● **Short problem**: Copy each line below exactly and leave the pictures out.

>> begin Source data

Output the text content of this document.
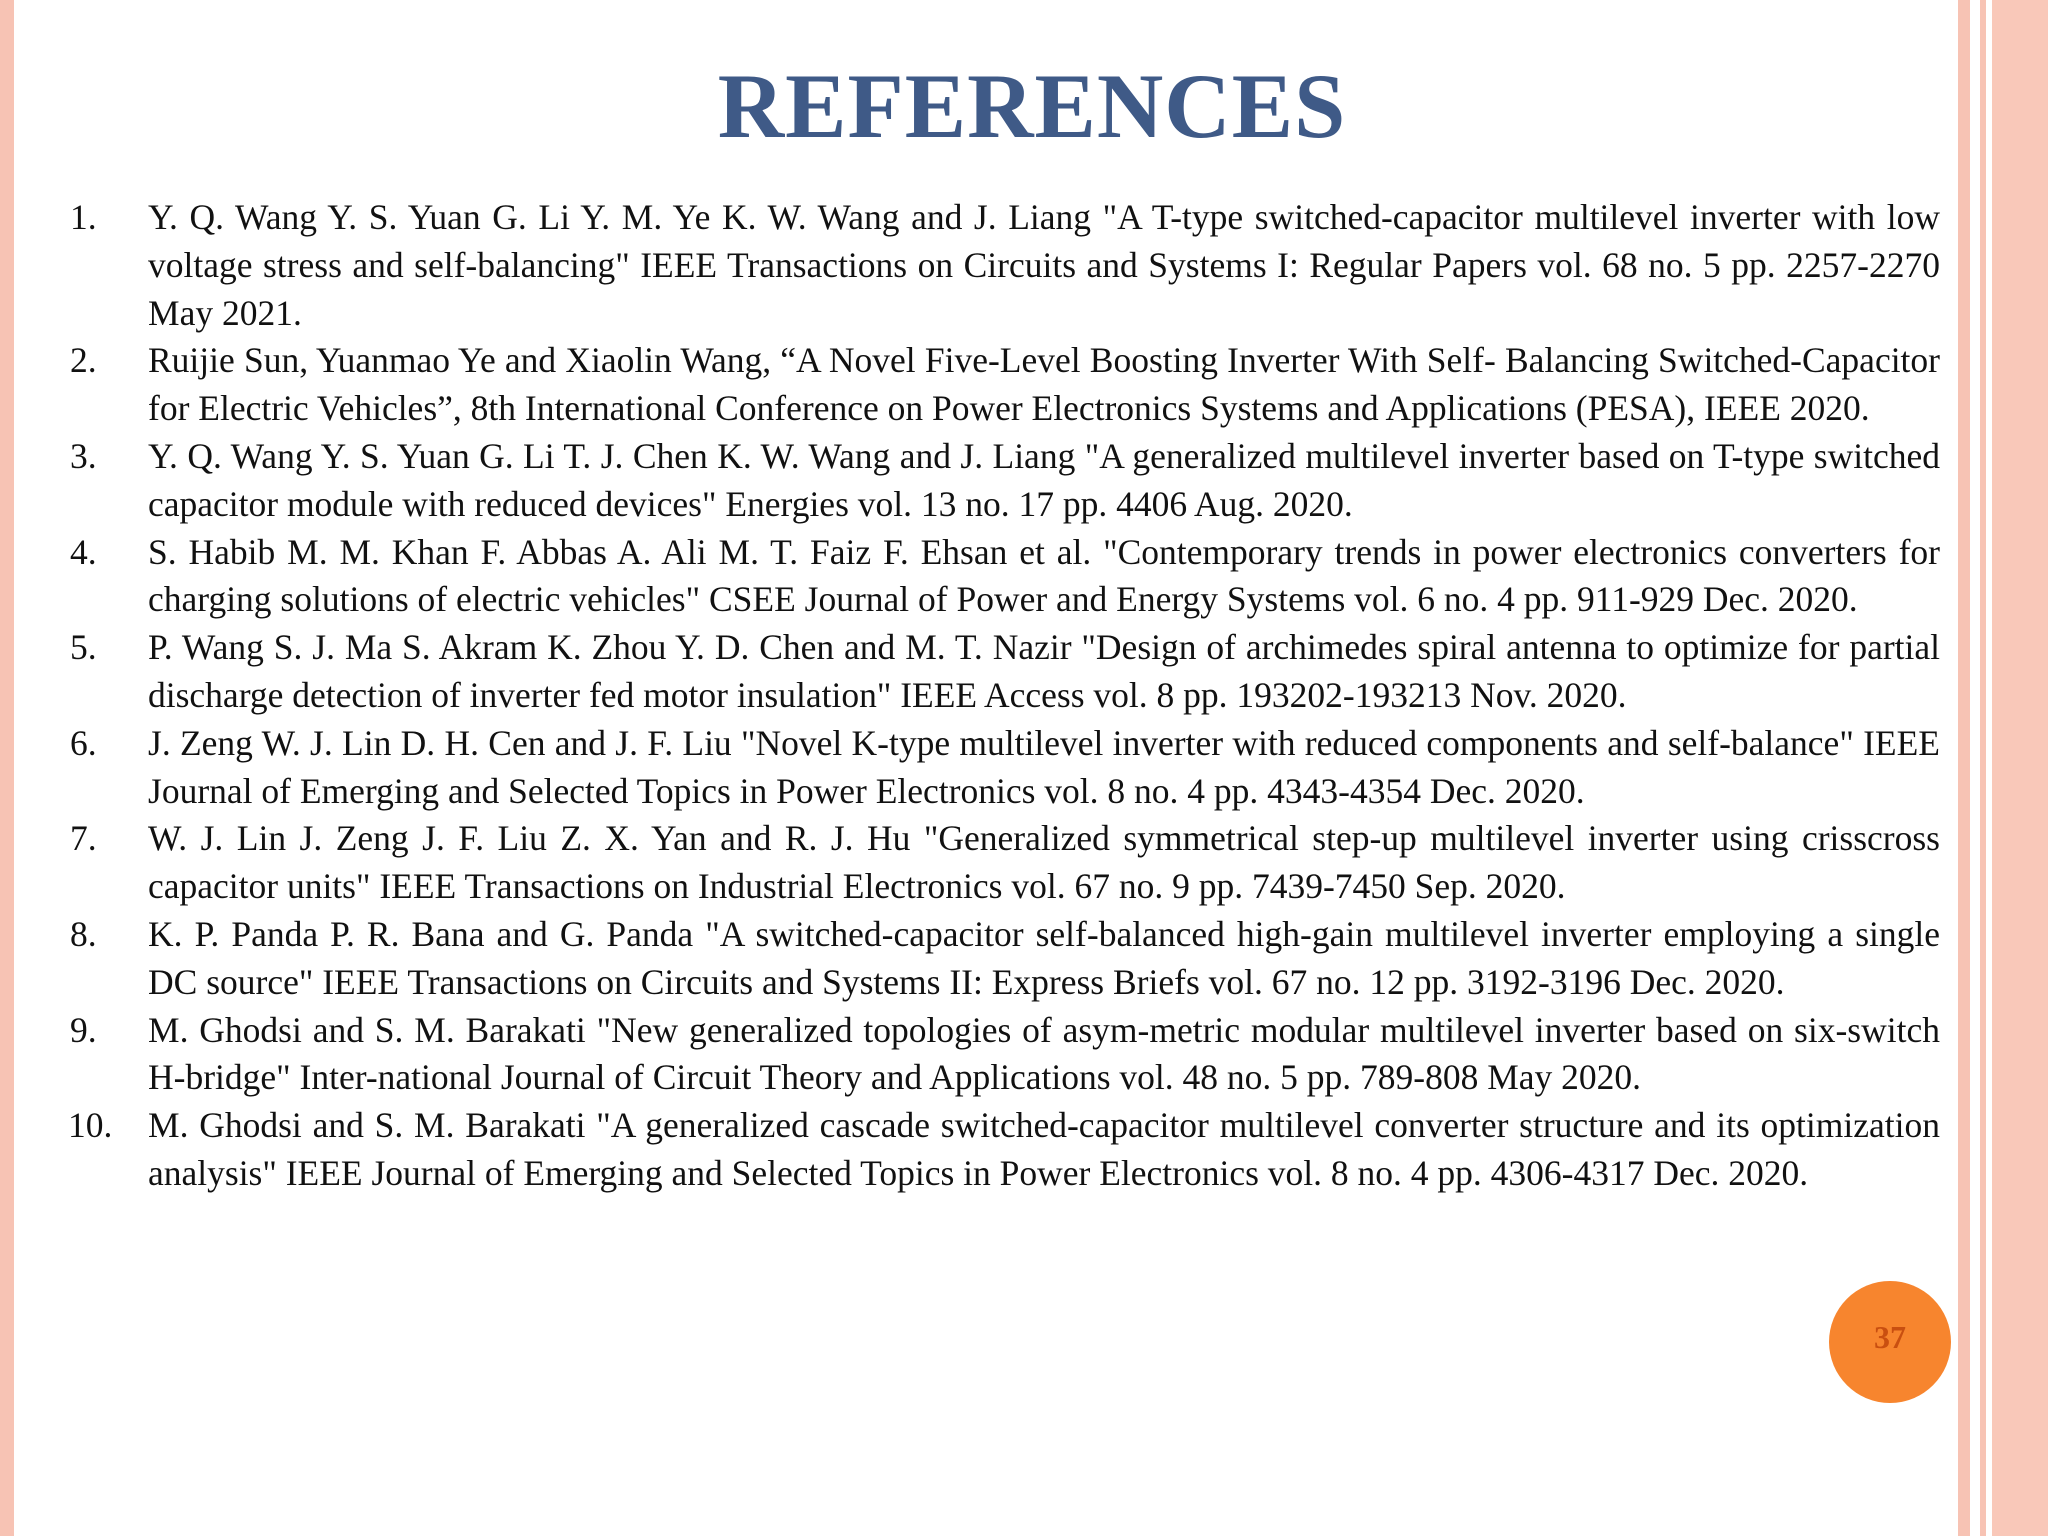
REFERENCES
1. Y. Q. Wang Y. S. Yuan G. Li Y. M. Ye K. W. Wang and J. Liang "A T-type switched-capacitor multilevel inverter with low voltage stress and self-balancing" IEEE Transactions on Circuits and Systems I: Regular Papers vol. 68 no. 5 pp. 2257-2270 May 2021.
2. Ruijie Sun, Yuanmao Ye and Xiaolin Wang, “A Novel Five-Level Boosting Inverter With Self- Balancing Switched-Capacitor for Electric Vehicles”, 8th International Conference on Power Electronics Systems and Applications (PESA), IEEE 2020.
3. Y. Q. Wang Y. S. Yuan G. Li T. J. Chen K. W. Wang and J. Liang "A generalized multilevel inverter based on T-type switched capacitor module with reduced devices" Energies vol. 13 no. 17 pp. 4406 Aug. 2020.
4. S. Habib M. M. Khan F. Abbas A. Ali M. T. Faiz F. Ehsan et al. "Contemporary trends in power electronics converters for charging solutions of electric vehicles" CSEE Journal of Power and Energy Systems vol. 6 no. 4 pp. 911-929 Dec. 2020.
5. P. Wang S. J. Ma S. Akram K. Zhou Y. D. Chen and M. T. Nazir "Design of archimedes spiral antenna to optimize for partial discharge detection of inverter fed motor insulation" IEEE Access vol. 8 pp. 193202-193213 Nov. 2020.
6. J. Zeng W. J. Lin D. H. Cen and J. F. Liu "Novel K-type multilevel inverter with reduced components and self-balance" IEEE Journal of Emerging and Selected Topics in Power Electronics vol. 8 no. 4 pp. 4343-4354 Dec. 2020.
7. W. J. Lin J. Zeng J. F. Liu Z. X. Yan and R. J. Hu "Generalized symmetrical step-up multilevel inverter using crisscross capacitor units" IEEE Transactions on Industrial Electronics vol. 67 no. 9 pp. 7439-7450 Sep. 2020.
8. K. P. Panda P. R. Bana and G. Panda "A switched-capacitor self-balanced high-gain multilevel inverter employing a single DC source" IEEE Transactions on Circuits and Systems II: Express Briefs vol. 67 no. 12 pp. 3192-3196 Dec. 2020.
9. M. Ghodsi and S. M. Barakati "New generalized topologies of asym-metric modular multilevel inverter based on six-switch H-bridge" Inter-national Journal of Circuit Theory and Applications vol. 48 no. 5 pp. 789-808 May 2020.
10. M. Ghodsi and S. M. Barakati "A generalized cascade switched-capacitor multilevel converter structure and its optimization analysis" IEEE Journal of Emerging and Selected Topics in Power Electronics vol. 8 no. 4 pp. 4306-4317 Dec. 2020.
37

>> end Source data

● **Task response**:
Output the text content of this document.
REFERENCES
1. Y. Q. Wang Y. S. Yuan G. Li Y. M. Ye K. W. Wang and J. Liang "A T-type switched-capacitor multilevel inverter with low voltage stress and self-balancing" IEEE Transactions on Circuits and Systems I: Regular Papers vol. 68 no. 5 pp. 2257-2270 May 2021.
2. Ruijie Sun, Yuanmao Ye and Xiaolin Wang, “A Novel Five-Level Boosting Inverter With Self- Balancing Switched-Capacitor for Electric Vehicles”, 8th International Conference on Power Electronics Systems and Applications (PESA), IEEE 2020.
3. Y. Q. Wang Y. S. Yuan G. Li T. J. Chen K. W. Wang and J. Liang "A generalized multilevel inverter based on T-type switched capacitor module with reduced devices" Energies vol. 13 no. 17 pp. 4406 Aug. 2020.
4. S. Habib M. M. Khan F. Abbas A. Ali M. T. Faiz F. Ehsan et al. "Contemporary trends in power electronics converters for charging solutions of electric vehicles" CSEE Journal of Power and Energy Systems vol. 6 no. 4 pp. 911-929 Dec. 2020.
5. P. Wang S. J. Ma S. Akram K. Zhou Y. D. Chen and M. T. Nazir "Design of archimedes spiral antenna to optimize for partial discharge detection of inverter fed motor insulation" IEEE Access vol. 8 pp. 193202-193213 Nov. 2020.
6. J. Zeng W. J. Lin D. H. Cen and J. F. Liu "Novel K-type multilevel inverter with reduced components and self-balance" IEEE Journal of Emerging and Selected Topics in Power Electronics vol. 8 no. 4 pp. 4343-4354 Dec. 2020.
7. W. J. Lin J. Zeng J. F. Liu Z. X. Yan and R. J. Hu "Generalized symmetrical step-up multilevel inverter using crisscross capacitor units" IEEE Transactions on Industrial Electronics vol. 67 no. 9 pp. 7439-7450 Sep. 2020.
8. K. P. Panda P. R. Bana and G. Panda "A switched-capacitor self-balanced high-gain multilevel inverter employing a single DC source" IEEE Transactions on Circuits and Systems II: Express Briefs vol. 67 no. 12 pp. 3192-3196 Dec. 2020.
9. M. Ghodsi and S. M. Barakati "New generalized topologies of asym-metric modular multilevel inverter based on six-switch H-bridge" Inter-national Journal of Circuit Theory and Applications vol. 48 no. 5 pp. 789-808 May 2020.
10. M. Ghodsi and S. M. Barakati "A generalized cascade switched-capacitor multilevel converter structure and its optimization analysis" IEEE Journal of Emerging and Selected Topics in Power Electronics vol. 8 no. 4 pp. 4306-4317 Dec. 2020.
37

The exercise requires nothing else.